Count the lines in the listing below that contain the word "Circle", treating uppercase and lowercase as different, and reply with only that number.

▼

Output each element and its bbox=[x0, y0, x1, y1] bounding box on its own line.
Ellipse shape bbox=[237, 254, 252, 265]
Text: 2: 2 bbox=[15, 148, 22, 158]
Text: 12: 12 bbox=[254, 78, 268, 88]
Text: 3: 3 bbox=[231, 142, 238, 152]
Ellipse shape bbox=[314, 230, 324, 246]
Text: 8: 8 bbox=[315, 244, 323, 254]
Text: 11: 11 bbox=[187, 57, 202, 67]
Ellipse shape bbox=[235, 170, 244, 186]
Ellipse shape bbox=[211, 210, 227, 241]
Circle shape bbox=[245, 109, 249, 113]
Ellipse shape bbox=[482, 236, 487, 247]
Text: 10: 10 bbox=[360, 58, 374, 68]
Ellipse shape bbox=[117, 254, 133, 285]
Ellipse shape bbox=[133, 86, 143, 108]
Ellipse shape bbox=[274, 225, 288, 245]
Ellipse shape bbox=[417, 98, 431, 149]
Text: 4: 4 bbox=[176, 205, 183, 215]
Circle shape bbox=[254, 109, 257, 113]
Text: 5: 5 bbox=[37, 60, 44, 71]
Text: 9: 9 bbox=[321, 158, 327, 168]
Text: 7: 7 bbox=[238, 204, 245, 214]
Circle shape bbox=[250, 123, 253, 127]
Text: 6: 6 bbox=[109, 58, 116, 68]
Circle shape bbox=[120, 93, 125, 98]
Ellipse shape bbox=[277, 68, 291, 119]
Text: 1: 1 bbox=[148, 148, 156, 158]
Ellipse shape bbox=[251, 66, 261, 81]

▲

- Task output
4